- [WHAT TO WORK ON]:
Retype the listing from the line containing "Give me the" through the line containing "- data-point: [122, 336, 130, 344]", reproducing each character unchanged.

- [MATERIALS PROVIDED]:

========================

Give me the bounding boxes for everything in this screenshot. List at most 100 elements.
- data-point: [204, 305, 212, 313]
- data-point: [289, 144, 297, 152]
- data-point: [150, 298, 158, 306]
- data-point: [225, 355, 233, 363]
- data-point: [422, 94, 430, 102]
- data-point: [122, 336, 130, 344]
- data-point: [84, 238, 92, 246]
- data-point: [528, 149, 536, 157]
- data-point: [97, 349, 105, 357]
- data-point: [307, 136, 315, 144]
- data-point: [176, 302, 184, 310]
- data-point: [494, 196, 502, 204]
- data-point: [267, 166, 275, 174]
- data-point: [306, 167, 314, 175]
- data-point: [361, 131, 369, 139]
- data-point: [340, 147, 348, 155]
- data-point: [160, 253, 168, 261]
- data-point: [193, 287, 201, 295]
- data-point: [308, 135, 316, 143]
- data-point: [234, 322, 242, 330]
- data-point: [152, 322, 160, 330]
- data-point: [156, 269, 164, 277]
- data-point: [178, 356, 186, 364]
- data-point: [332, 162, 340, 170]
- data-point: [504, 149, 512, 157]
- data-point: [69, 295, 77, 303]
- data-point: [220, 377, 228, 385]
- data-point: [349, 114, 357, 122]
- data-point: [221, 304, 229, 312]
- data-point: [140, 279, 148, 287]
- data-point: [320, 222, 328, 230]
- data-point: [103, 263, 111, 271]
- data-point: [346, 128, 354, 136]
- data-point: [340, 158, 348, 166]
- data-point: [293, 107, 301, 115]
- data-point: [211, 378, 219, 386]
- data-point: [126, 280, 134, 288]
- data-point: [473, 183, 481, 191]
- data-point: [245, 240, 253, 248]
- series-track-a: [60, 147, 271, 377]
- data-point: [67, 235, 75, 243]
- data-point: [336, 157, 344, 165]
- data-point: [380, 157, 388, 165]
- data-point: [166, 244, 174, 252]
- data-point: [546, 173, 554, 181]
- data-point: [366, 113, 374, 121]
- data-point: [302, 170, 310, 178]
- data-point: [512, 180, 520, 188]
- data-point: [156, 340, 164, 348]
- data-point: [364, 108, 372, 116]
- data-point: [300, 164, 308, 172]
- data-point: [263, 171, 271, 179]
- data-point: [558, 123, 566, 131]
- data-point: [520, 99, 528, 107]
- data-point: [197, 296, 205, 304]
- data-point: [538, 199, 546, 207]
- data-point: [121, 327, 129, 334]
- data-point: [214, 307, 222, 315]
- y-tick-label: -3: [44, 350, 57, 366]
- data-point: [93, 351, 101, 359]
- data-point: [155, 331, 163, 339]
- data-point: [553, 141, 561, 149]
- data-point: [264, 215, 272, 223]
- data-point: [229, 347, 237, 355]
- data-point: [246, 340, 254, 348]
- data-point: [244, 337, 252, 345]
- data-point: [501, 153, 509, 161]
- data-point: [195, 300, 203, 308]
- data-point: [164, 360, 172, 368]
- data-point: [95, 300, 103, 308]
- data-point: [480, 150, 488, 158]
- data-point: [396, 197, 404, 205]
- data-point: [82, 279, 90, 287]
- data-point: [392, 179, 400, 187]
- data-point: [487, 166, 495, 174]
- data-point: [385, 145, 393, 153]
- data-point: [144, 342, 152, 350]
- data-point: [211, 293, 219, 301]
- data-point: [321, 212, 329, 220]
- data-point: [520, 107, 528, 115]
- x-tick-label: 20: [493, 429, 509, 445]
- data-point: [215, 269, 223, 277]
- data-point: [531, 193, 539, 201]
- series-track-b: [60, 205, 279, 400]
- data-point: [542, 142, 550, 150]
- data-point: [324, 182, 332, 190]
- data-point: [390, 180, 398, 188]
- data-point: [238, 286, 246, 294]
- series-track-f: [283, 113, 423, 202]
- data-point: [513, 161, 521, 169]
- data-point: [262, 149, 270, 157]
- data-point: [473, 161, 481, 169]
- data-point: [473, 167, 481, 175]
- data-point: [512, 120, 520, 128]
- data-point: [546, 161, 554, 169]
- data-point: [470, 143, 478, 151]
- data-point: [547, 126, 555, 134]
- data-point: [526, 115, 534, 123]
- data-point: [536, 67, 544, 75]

========================

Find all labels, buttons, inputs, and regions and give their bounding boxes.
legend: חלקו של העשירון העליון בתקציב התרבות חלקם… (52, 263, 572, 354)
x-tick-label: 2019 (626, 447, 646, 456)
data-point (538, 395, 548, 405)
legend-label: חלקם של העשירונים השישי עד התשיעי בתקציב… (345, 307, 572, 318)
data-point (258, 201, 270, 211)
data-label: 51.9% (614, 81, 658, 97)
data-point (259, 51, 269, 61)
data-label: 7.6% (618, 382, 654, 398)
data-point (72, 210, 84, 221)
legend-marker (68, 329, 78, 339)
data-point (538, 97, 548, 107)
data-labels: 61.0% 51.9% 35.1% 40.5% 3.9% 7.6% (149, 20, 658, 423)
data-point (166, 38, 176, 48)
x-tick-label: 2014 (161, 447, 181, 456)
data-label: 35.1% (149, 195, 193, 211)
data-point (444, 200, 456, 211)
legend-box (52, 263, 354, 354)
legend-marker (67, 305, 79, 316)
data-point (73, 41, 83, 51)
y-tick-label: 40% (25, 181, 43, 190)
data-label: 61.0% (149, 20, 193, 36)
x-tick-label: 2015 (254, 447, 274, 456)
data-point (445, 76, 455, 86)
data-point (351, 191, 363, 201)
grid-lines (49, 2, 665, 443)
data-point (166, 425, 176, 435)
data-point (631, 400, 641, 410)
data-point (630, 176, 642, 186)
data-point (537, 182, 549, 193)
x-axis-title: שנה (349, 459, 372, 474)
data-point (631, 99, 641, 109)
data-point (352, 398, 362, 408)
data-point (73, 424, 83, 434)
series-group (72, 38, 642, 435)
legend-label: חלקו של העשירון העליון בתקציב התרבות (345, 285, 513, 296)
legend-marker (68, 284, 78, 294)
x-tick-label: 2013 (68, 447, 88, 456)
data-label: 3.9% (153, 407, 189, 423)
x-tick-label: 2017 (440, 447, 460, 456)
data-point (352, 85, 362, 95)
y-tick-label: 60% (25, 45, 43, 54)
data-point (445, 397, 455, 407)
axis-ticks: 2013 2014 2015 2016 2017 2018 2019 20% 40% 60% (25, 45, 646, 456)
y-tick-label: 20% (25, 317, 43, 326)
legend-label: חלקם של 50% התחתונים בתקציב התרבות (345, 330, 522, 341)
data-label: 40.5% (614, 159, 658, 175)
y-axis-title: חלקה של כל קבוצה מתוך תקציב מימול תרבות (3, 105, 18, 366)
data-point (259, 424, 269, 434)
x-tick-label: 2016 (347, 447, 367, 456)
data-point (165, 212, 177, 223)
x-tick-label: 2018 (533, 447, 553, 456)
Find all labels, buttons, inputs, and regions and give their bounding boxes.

========================

- [EXERCISE RESPONSE]:
Give me the bounding boxes for everything in this screenshot. List at most 100 elements.
- data-point: [204, 305, 212, 313]
- data-point: [289, 144, 297, 152]
- data-point: [150, 298, 158, 306]
- data-point: [225, 355, 233, 363]
- data-point: [422, 94, 430, 102]
- data-point: [122, 336, 130, 344]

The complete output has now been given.